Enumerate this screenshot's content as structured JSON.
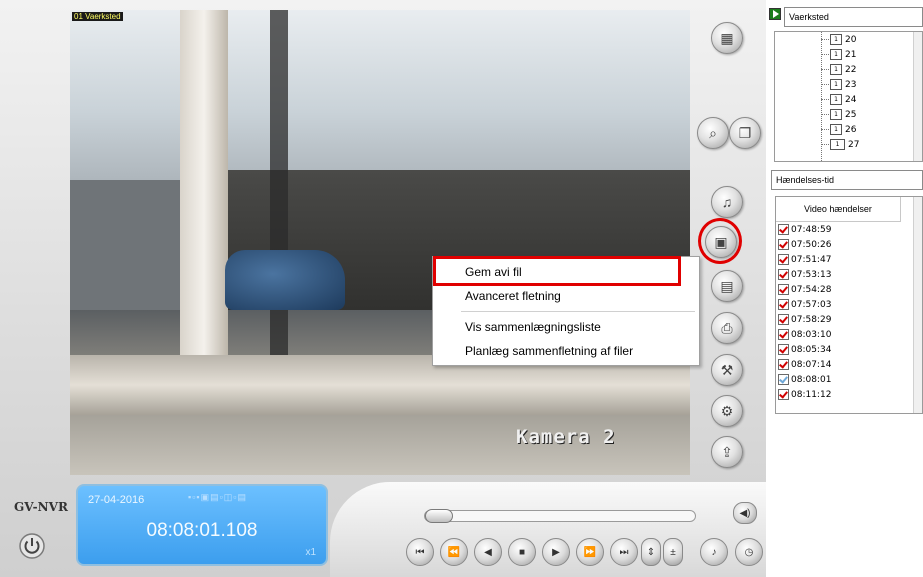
{
  "video": {
    "camera_label": "01 Vaerksted",
    "osd_text": "Kamera 2"
  },
  "context_menu": {
    "items": [
      {
        "label": "Gem avi fil"
      },
      {
        "label": "Avanceret fletning"
      },
      {
        "label": "Vis sammenlægningsliste"
      },
      {
        "label": "Planlæg sammenfletning af filer"
      }
    ]
  },
  "status_display": {
    "date": "27-04-2016",
    "time": "08:08:01.108",
    "speed": "x1"
  },
  "brand": "GV-NVR",
  "right_buttons": [
    {
      "icon": "camera-grid-icon"
    },
    {
      "icon": "search-icon"
    },
    {
      "icon": "copy-icon"
    },
    {
      "icon": "adjust-icon"
    },
    {
      "icon": "save-avi-icon"
    },
    {
      "icon": "save-icon"
    },
    {
      "icon": "print-icon"
    },
    {
      "icon": "tools-icon"
    },
    {
      "icon": "settings-icon"
    },
    {
      "icon": "export-icon"
    }
  ],
  "playback_buttons": [
    {
      "icon": "skip-start-icon"
    },
    {
      "icon": "previous-icon"
    },
    {
      "icon": "rewind-icon"
    },
    {
      "icon": "stop-icon"
    },
    {
      "icon": "play-icon"
    },
    {
      "icon": "next-icon"
    },
    {
      "icon": "skip-end-icon"
    },
    {
      "icon": "speed-stepper-icon"
    },
    {
      "icon": "zoom-icon"
    },
    {
      "icon": "audio-icon"
    },
    {
      "icon": "clock-icon"
    }
  ],
  "sidebar": {
    "location_select": "Vaerksted",
    "dates": [
      {
        "label": "20"
      },
      {
        "label": "21"
      },
      {
        "label": "22"
      },
      {
        "label": "23"
      },
      {
        "label": "24"
      },
      {
        "label": "25"
      },
      {
        "label": "26"
      },
      {
        "label": "27"
      }
    ],
    "event_type_select": "Hændelses-tid",
    "events_header": "Video hændelser",
    "events": [
      {
        "time": "07:48:59",
        "checked": true
      },
      {
        "time": "07:50:26",
        "checked": true
      },
      {
        "time": "07:51:47",
        "checked": true
      },
      {
        "time": "07:53:13",
        "checked": true
      },
      {
        "time": "07:54:28",
        "checked": true
      },
      {
        "time": "07:57:03",
        "checked": true
      },
      {
        "time": "07:58:29",
        "checked": true
      },
      {
        "time": "08:03:10",
        "checked": true
      },
      {
        "time": "08:05:34",
        "checked": true
      },
      {
        "time": "08:07:14",
        "checked": true
      },
      {
        "time": "08:08:01",
        "checked": false
      },
      {
        "time": "08:11:12",
        "checked": true
      }
    ]
  },
  "colors": {
    "highlight": "#e00000",
    "lcd_blue": "#3c9eee"
  }
}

- **STATED GOAL**
For each line above that contains the word "skip", copy that line.

- **SOLUTION FOR THIS EXERCISE**
      "icon": "skip-start-icon"
      "icon": "skip-end-icon"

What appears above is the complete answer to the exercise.